• **Goal**
Here are some records; return them all exactly.

• **Part of a data file**
════════

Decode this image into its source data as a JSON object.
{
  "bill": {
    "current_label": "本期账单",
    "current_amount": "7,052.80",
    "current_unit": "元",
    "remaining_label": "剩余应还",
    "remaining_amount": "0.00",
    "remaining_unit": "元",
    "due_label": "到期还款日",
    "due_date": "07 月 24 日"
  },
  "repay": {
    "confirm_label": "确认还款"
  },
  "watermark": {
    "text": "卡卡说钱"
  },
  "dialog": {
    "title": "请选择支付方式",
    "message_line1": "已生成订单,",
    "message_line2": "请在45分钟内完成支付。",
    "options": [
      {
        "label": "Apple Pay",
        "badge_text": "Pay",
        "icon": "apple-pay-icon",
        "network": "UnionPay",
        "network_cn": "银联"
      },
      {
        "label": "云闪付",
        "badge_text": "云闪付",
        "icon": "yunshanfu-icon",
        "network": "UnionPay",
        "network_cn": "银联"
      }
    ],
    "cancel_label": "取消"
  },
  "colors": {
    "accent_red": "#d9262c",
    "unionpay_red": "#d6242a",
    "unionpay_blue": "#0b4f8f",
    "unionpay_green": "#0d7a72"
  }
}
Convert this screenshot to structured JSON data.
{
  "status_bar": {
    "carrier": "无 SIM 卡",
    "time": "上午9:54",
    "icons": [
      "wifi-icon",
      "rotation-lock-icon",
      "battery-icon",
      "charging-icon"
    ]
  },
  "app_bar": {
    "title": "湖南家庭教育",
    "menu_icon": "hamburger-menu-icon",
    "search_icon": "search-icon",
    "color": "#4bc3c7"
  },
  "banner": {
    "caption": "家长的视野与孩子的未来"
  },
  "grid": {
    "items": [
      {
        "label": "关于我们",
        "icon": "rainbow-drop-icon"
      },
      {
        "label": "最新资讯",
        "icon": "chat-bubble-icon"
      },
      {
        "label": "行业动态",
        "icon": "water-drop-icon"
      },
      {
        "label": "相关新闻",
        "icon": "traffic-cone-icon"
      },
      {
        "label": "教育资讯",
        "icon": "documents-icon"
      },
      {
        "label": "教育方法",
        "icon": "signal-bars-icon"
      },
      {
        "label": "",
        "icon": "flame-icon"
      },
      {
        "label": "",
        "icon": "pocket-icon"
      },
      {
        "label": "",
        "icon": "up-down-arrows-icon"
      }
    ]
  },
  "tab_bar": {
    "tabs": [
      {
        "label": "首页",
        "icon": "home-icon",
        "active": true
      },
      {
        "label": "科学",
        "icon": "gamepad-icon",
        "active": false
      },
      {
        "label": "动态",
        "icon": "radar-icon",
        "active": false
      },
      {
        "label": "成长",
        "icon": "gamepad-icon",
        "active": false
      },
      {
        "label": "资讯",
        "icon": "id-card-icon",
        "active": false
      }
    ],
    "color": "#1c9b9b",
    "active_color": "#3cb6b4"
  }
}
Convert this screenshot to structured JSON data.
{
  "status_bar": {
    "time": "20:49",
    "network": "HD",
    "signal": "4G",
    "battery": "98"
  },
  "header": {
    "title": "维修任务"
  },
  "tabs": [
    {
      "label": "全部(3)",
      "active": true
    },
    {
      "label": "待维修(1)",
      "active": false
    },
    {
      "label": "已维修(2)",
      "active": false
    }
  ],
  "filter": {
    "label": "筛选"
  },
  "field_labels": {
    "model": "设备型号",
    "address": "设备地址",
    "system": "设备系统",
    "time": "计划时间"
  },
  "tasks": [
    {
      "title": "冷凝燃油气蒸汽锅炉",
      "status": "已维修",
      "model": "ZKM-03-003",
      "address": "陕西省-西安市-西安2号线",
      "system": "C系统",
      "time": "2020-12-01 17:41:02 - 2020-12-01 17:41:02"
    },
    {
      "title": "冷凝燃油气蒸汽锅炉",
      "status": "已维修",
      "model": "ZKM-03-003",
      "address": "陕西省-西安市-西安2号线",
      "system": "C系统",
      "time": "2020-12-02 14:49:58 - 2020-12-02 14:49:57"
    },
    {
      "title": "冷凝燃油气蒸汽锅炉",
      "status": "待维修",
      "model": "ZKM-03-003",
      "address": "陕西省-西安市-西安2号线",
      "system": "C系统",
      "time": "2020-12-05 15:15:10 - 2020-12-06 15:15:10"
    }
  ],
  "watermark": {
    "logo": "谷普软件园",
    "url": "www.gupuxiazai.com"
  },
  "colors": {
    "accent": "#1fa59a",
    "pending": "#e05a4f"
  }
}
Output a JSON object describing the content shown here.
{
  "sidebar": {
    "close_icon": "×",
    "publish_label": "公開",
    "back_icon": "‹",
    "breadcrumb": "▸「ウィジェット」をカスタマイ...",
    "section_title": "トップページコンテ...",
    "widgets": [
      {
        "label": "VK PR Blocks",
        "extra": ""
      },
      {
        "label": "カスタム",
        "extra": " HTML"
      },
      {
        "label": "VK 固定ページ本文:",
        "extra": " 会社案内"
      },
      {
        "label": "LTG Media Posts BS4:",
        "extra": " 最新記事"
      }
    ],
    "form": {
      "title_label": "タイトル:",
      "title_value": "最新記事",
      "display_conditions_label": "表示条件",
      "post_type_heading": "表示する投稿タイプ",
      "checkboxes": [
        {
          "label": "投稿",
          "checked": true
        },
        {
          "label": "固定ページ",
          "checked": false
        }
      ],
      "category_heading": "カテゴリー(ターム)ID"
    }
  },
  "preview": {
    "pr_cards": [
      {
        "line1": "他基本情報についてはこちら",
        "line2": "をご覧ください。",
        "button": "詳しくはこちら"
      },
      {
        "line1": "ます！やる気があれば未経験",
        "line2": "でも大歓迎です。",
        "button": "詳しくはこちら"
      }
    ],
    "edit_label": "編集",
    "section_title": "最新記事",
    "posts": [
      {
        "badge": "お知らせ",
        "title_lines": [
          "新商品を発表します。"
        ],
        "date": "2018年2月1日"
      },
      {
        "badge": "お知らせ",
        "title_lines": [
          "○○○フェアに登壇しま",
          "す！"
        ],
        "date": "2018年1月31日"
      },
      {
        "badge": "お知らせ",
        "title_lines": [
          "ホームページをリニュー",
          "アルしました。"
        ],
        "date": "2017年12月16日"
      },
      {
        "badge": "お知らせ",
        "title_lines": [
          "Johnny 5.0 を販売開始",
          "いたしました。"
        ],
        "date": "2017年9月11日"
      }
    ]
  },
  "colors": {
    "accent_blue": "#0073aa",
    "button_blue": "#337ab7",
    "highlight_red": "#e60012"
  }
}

════════

• **Full output**
Decode this image into its source data as a JSON object.
{
  "bill": {
    "current_label": "本期账单",
    "current_amount": "7,052.80",
    "current_unit": "元",
    "remaining_label": "剩余应还",
    "remaining_amount": "0.00",
    "remaining_unit": "元",
    "due_label": "到期还款日",
    "due_date": "07 月 24 日"
  },
  "repay": {
    "confirm_label": "确认还款"
  },
  "watermark": {
    "text": "卡卡说钱"
  },
  "dialog": {
    "title": "请选择支付方式",
    "message_line1": "已生成订单,",
    "message_line2": "请在45分钟内完成支付。",
    "options": [
      {
        "label": "Apple Pay",
        "badge_text": "Pay",
        "icon": "apple-pay-icon",
        "network": "UnionPay",
        "network_cn": "银联"
      },
      {
        "label": "云闪付",
        "badge_text": "云闪付",
        "icon": "yunshanfu-icon",
        "network": "UnionPay",
        "network_cn": "银联"
      }
    ],
    "cancel_label": "取消"
  },
  "colors": {
    "accent_red": "#d9262c",
    "unionpay_red": "#d6242a",
    "unionpay_blue": "#0b4f8f",
    "unionpay_green": "#0d7a72"
  }
}
Convert this screenshot to structured JSON data.
{
  "status_bar": {
    "carrier": "无 SIM 卡",
    "time": "上午9:54",
    "icons": [
      "wifi-icon",
      "rotation-lock-icon",
      "battery-icon",
      "charging-icon"
    ]
  },
  "app_bar": {
    "title": "湖南家庭教育",
    "menu_icon": "hamburger-menu-icon",
    "search_icon": "search-icon",
    "color": "#4bc3c7"
  },
  "banner": {
    "caption": "家长的视野与孩子的未来"
  },
  "grid": {
    "items": [
      {
        "label": "关于我们",
        "icon": "rainbow-drop-icon"
      },
      {
        "label": "最新资讯",
        "icon": "chat-bubble-icon"
      },
      {
        "label": "行业动态",
        "icon": "water-drop-icon"
      },
      {
        "label": "相关新闻",
        "icon": "traffic-cone-icon"
      },
      {
        "label": "教育资讯",
        "icon": "documents-icon"
      },
      {
        "label": "教育方法",
        "icon": "signal-bars-icon"
      },
      {
        "label": "",
        "icon": "flame-icon"
      },
      {
        "label": "",
        "icon": "pocket-icon"
      },
      {
        "label": "",
        "icon": "up-down-arrows-icon"
      }
    ]
  },
  "tab_bar": {
    "tabs": [
      {
        "label": "首页",
        "icon": "home-icon",
        "active": true
      },
      {
        "label": "科学",
        "icon": "gamepad-icon",
        "active": false
      },
      {
        "label": "动态",
        "icon": "radar-icon",
        "active": false
      },
      {
        "label": "成长",
        "icon": "gamepad-icon",
        "active": false
      },
      {
        "label": "资讯",
        "icon": "id-card-icon",
        "active": false
      }
    ],
    "color": "#1c9b9b",
    "active_color": "#3cb6b4"
  }
}
Convert this screenshot to structured JSON data.
{
  "status_bar": {
    "time": "20:49",
    "network": "HD",
    "signal": "4G",
    "battery": "98"
  },
  "header": {
    "title": "维修任务"
  },
  "tabs": [
    {
      "label": "全部(3)",
      "active": true
    },
    {
      "label": "待维修(1)",
      "active": false
    },
    {
      "label": "已维修(2)",
      "active": false
    }
  ],
  "filter": {
    "label": "筛选"
  },
  "field_labels": {
    "model": "设备型号",
    "address": "设备地址",
    "system": "设备系统",
    "time": "计划时间"
  },
  "tasks": [
    {
      "title": "冷凝燃油气蒸汽锅炉",
      "status": "已维修",
      "model": "ZKM-03-003",
      "address": "陕西省-西安市-西安2号线",
      "system": "C系统",
      "time": "2020-12-01 17:41:02 - 2020-12-01 17:41:02"
    },
    {
      "title": "冷凝燃油气蒸汽锅炉",
      "status": "已维修",
      "model": "ZKM-03-003",
      "address": "陕西省-西安市-西安2号线",
      "system": "C系统",
      "time": "2020-12-02 14:49:58 - 2020-12-02 14:49:57"
    },
    {
      "title": "冷凝燃油气蒸汽锅炉",
      "status": "待维修",
      "model": "ZKM-03-003",
      "address": "陕西省-西安市-西安2号线",
      "system": "C系统",
      "time": "2020-12-05 15:15:10 - 2020-12-06 15:15:10"
    }
  ],
  "watermark": {
    "logo": "谷普软件园",
    "url": "www.gupuxiazai.com"
  },
  "colors": {
    "accent": "#1fa59a",
    "pending": "#e05a4f"
  }
}
Output a JSON object describing the content shown here.
{
  "sidebar": {
    "close_icon": "×",
    "publish_label": "公開",
    "back_icon": "‹",
    "breadcrumb": "▸「ウィジェット」をカスタマイ...",
    "section_title": "トップページコンテ...",
    "widgets": [
      {
        "label": "VK PR Blocks",
        "extra": ""
      },
      {
        "label": "カスタム",
        "extra": " HTML"
      },
      {
        "label": "VK 固定ページ本文:",
        "extra": " 会社案内"
      },
      {
        "label": "LTG Media Posts BS4:",
        "extra": " 最新記事"
      }
    ],
    "form": {
      "title_label": "タイトル:",
      "title_value": "最新記事",
      "display_conditions_label": "表示条件",
      "post_type_heading": "表示する投稿タイプ",
      "checkboxes": [
        {
          "label": "投稿",
          "checked": true
        },
        {
          "label": "固定ページ",
          "checked": false
        }
      ],
      "category_heading": "カテゴリー(ターム)ID"
    }
  },
  "preview": {
    "pr_cards": [
      {
        "line1": "他基本情報についてはこちら",
        "line2": "をご覧ください。",
        "button": "詳しくはこちら"
      },
      {
        "line1": "ます！やる気があれば未経験",
        "line2": "でも大歓迎です。",
        "button": "詳しくはこちら"
      }
    ],
    "edit_label": "編集",
    "section_title": "最新記事",
    "posts": [
      {
        "badge": "お知らせ",
        "title_lines": [
          "新商品を発表します。"
        ],
        "date": "2018年2月1日"
      },
      {
        "badge": "お知らせ",
        "title_lines": [
          "○○○フェアに登壇しま",
          "す！"
        ],
        "date": "2018年1月31日"
      },
      {
        "badge": "お知らせ",
        "title_lines": [
          "ホームページをリニュー",
          "アルしました。"
        ],
        "date": "2017年12月16日"
      },
      {
        "badge": "お知らせ",
        "title_lines": [
          "Johnny 5.0 を販売開始",
          "いたしました。"
        ],
        "date": "2017年9月11日"
      }
    ]
  },
  "colors": {
    "accent_blue": "#0073aa",
    "button_blue": "#337ab7",
    "highlight_red": "#e60012"
  }
}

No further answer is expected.